:: SET TASK ::
Report how many lines contain "value". Give the number and nothing else.

— Start SUPPLIED ENTRIES —

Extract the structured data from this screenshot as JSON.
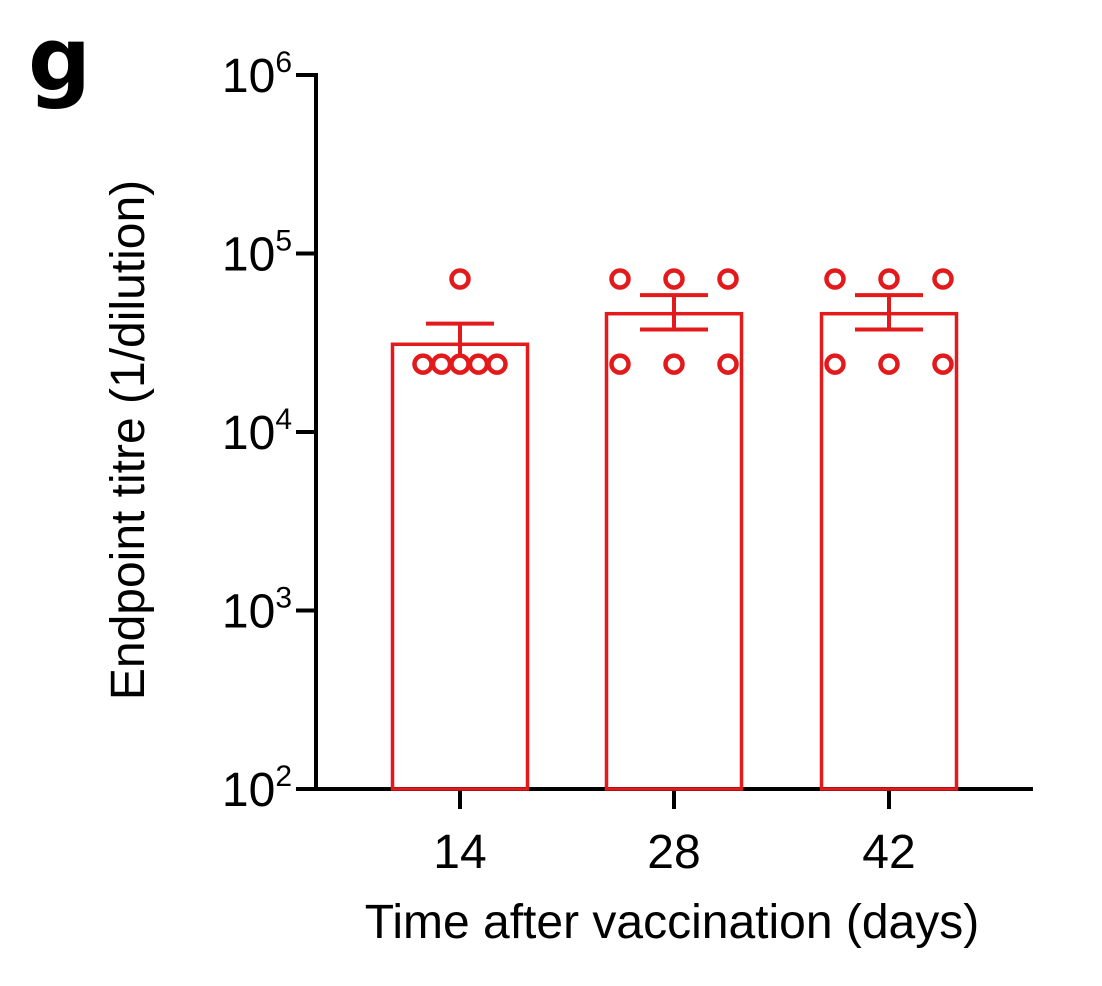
{
  "panel_label": "g",
  "colors": {
    "series": "#e31a1c",
    "axis": "#000000",
    "background": "#ffffff"
  },
  "chart_data": {
    "type": "bar",
    "xlabel": "Time after vaccination (days)",
    "ylabel": "Endpoint titre (1/dilution)",
    "y_scale": "log",
    "ylim": [
      100,
      1000000
    ],
    "y_ticks": [
      {
        "base": "10",
        "exp": "2",
        "value": 100
      },
      {
        "base": "10",
        "exp": "3",
        "value": 1000
      },
      {
        "base": "10",
        "exp": "4",
        "value": 10000
      },
      {
        "base": "10",
        "exp": "5",
        "value": 100000
      },
      {
        "base": "10",
        "exp": "6",
        "value": 1000000
      }
    ],
    "categories": [
      "14",
      "28",
      "42"
    ],
    "bars": [
      {
        "category": "14",
        "mean": 31000,
        "sem_low": 24000,
        "sem_high": 40500,
        "points": [
          72000,
          24000,
          24000,
          24000,
          24000,
          24000
        ]
      },
      {
        "category": "28",
        "mean": 46000,
        "sem_low": 37500,
        "sem_high": 58500,
        "points": [
          72000,
          72000,
          72000,
          24000,
          24000,
          24000
        ]
      },
      {
        "category": "42",
        "mean": 46000,
        "sem_low": 37500,
        "sem_high": 58500,
        "points": [
          72000,
          72000,
          72000,
          24000,
          24000,
          24000
        ]
      }
    ],
    "grid": false,
    "legend": "none"
  }
}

— End SUPPLIED ENTRIES —

:: COMPLETE OUTPUT ::
5